◆ **Written instruction**
In full and without deviation, write out the entries that follow.

◆ **A block of data**
□ □ □ □
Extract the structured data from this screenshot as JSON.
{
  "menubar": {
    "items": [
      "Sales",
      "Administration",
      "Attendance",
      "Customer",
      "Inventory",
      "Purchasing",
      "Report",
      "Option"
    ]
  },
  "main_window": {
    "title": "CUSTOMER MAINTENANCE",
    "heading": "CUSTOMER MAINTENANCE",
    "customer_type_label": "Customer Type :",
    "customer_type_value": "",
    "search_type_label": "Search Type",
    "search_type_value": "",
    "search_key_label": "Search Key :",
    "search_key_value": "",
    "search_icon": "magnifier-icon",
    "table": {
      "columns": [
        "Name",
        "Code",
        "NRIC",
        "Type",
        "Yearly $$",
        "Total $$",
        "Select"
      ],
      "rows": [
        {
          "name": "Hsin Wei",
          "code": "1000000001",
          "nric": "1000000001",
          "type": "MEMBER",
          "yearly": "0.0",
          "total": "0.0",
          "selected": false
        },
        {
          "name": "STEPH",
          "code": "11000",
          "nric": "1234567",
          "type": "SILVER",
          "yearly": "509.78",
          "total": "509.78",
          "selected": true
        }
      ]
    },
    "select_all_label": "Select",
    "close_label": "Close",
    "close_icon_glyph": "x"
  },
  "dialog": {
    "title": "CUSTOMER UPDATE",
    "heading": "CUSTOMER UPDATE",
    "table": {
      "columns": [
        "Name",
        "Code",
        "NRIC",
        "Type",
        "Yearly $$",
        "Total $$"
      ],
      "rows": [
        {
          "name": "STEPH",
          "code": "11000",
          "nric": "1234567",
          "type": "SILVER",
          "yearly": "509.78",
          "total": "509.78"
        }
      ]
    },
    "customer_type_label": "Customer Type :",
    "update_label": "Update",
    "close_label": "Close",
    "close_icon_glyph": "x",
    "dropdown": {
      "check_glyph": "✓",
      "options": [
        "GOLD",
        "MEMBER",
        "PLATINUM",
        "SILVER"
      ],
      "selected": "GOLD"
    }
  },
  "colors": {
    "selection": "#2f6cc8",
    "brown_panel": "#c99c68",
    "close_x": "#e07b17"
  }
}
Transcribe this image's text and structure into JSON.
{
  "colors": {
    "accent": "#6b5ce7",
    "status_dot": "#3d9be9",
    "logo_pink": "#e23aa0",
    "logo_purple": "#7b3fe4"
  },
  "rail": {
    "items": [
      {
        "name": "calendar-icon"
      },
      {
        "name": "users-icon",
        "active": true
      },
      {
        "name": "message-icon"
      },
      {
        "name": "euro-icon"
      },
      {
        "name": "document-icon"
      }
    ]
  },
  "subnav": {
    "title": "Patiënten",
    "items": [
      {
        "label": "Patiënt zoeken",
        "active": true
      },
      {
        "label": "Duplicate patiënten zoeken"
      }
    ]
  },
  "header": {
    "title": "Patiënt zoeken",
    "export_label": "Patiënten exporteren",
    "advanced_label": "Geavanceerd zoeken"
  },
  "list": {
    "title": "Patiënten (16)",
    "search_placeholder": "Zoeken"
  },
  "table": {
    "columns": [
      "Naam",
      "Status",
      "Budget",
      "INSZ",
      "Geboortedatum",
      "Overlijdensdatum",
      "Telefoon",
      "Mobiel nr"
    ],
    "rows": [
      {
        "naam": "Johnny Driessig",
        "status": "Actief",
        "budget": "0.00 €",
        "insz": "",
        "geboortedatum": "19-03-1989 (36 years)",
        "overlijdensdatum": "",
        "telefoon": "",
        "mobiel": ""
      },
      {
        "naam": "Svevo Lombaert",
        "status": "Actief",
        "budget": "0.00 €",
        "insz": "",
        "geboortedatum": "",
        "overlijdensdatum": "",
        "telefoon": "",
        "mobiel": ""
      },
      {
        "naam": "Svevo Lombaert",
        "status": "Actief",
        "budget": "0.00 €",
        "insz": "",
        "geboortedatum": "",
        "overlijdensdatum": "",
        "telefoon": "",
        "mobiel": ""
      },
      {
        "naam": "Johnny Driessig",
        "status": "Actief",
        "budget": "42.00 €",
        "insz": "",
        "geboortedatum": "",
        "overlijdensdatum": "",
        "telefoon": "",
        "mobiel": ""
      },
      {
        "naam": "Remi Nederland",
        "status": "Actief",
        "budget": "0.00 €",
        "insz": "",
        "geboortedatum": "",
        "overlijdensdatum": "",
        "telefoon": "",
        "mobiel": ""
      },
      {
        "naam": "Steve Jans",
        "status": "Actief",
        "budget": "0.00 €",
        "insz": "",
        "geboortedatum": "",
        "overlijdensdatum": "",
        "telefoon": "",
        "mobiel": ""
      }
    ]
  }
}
□ □ □ □
◆ **Written response**
Extract the structured data from this screenshot as JSON.
{
  "menubar": {
    "items": [
      "Sales",
      "Administration",
      "Attendance",
      "Customer",
      "Inventory",
      "Purchasing",
      "Report",
      "Option"
    ]
  },
  "main_window": {
    "title": "CUSTOMER MAINTENANCE",
    "heading": "CUSTOMER MAINTENANCE",
    "customer_type_label": "Customer Type :",
    "customer_type_value": "",
    "search_type_label": "Search Type",
    "search_type_value": "",
    "search_key_label": "Search Key :",
    "search_key_value": "",
    "search_icon": "magnifier-icon",
    "table": {
      "columns": [
        "Name",
        "Code",
        "NRIC",
        "Type",
        "Yearly $$",
        "Total $$",
        "Select"
      ],
      "rows": [
        {
          "name": "Hsin Wei",
          "code": "1000000001",
          "nric": "1000000001",
          "type": "MEMBER",
          "yearly": "0.0",
          "total": "0.0",
          "selected": false
        },
        {
          "name": "STEPH",
          "code": "11000",
          "nric": "1234567",
          "type": "SILVER",
          "yearly": "509.78",
          "total": "509.78",
          "selected": true
        }
      ]
    },
    "select_all_label": "Select",
    "close_label": "Close",
    "close_icon_glyph": "x"
  },
  "dialog": {
    "title": "CUSTOMER UPDATE",
    "heading": "CUSTOMER UPDATE",
    "table": {
      "columns": [
        "Name",
        "Code",
        "NRIC",
        "Type",
        "Yearly $$",
        "Total $$"
      ],
      "rows": [
        {
          "name": "STEPH",
          "code": "11000",
          "nric": "1234567",
          "type": "SILVER",
          "yearly": "509.78",
          "total": "509.78"
        }
      ]
    },
    "customer_type_label": "Customer Type :",
    "update_label": "Update",
    "close_label": "Close",
    "close_icon_glyph": "x",
    "dropdown": {
      "check_glyph": "✓",
      "options": [
        "GOLD",
        "MEMBER",
        "PLATINUM",
        "SILVER"
      ],
      "selected": "GOLD"
    }
  },
  "colors": {
    "selection": "#2f6cc8",
    "brown_panel": "#c99c68",
    "close_x": "#e07b17"
  }
}
Transcribe this image's text and structure into JSON.
{
  "colors": {
    "accent": "#6b5ce7",
    "status_dot": "#3d9be9",
    "logo_pink": "#e23aa0",
    "logo_purple": "#7b3fe4"
  },
  "rail": {
    "items": [
      {
        "name": "calendar-icon"
      },
      {
        "name": "users-icon",
        "active": true
      },
      {
        "name": "message-icon"
      },
      {
        "name": "euro-icon"
      },
      {
        "name": "document-icon"
      }
    ]
  },
  "subnav": {
    "title": "Patiënten",
    "items": [
      {
        "label": "Patiënt zoeken",
        "active": true
      },
      {
        "label": "Duplicate patiënten zoeken"
      }
    ]
  },
  "header": {
    "title": "Patiënt zoeken",
    "export_label": "Patiënten exporteren",
    "advanced_label": "Geavanceerd zoeken"
  },
  "list": {
    "title": "Patiënten (16)",
    "search_placeholder": "Zoeken"
  },
  "table": {
    "columns": [
      "Naam",
      "Status",
      "Budget",
      "INSZ",
      "Geboortedatum",
      "Overlijdensdatum",
      "Telefoon",
      "Mobiel nr"
    ],
    "rows": [
      {
        "naam": "Johnny Driessig",
        "status": "Actief",
        "budget": "0.00 €",
        "insz": "",
        "geboortedatum": "19-03-1989 (36 years)",
        "overlijdensdatum": "",
        "telefoon": "",
        "mobiel": ""
      },
      {
        "naam": "Svevo Lombaert",
        "status": "Actief",
        "budget": "0.00 €",
        "insz": "",
        "geboortedatum": "",
        "overlijdensdatum": "",
        "telefoon": "",
        "mobiel": ""
      },
      {
        "naam": "Svevo Lombaert",
        "status": "Actief",
        "budget": "0.00 €",
        "insz": "",
        "geboortedatum": "",
        "overlijdensdatum": "",
        "telefoon": "",
        "mobiel": ""
      },
      {
        "naam": "Johnny Driessig",
        "status": "Actief",
        "budget": "42.00 €",
        "insz": "",
        "geboortedatum": "",
        "overlijdensdatum": "",
        "telefoon": "",
        "mobiel": ""
      },
      {
        "naam": "Remi Nederland",
        "status": "Actief",
        "budget": "0.00 €",
        "insz": "",
        "geboortedatum": "",
        "overlijdensdatum": "",
        "telefoon": "",
        "mobiel": ""
      },
      {
        "naam": "Steve Jans",
        "status": "Actief",
        "budget": "0.00 €",
        "insz": "",
        "geboortedatum": "",
        "overlijdensdatum": "",
        "telefoon": "",
        "mobiel": ""
      }
    ]
  }
}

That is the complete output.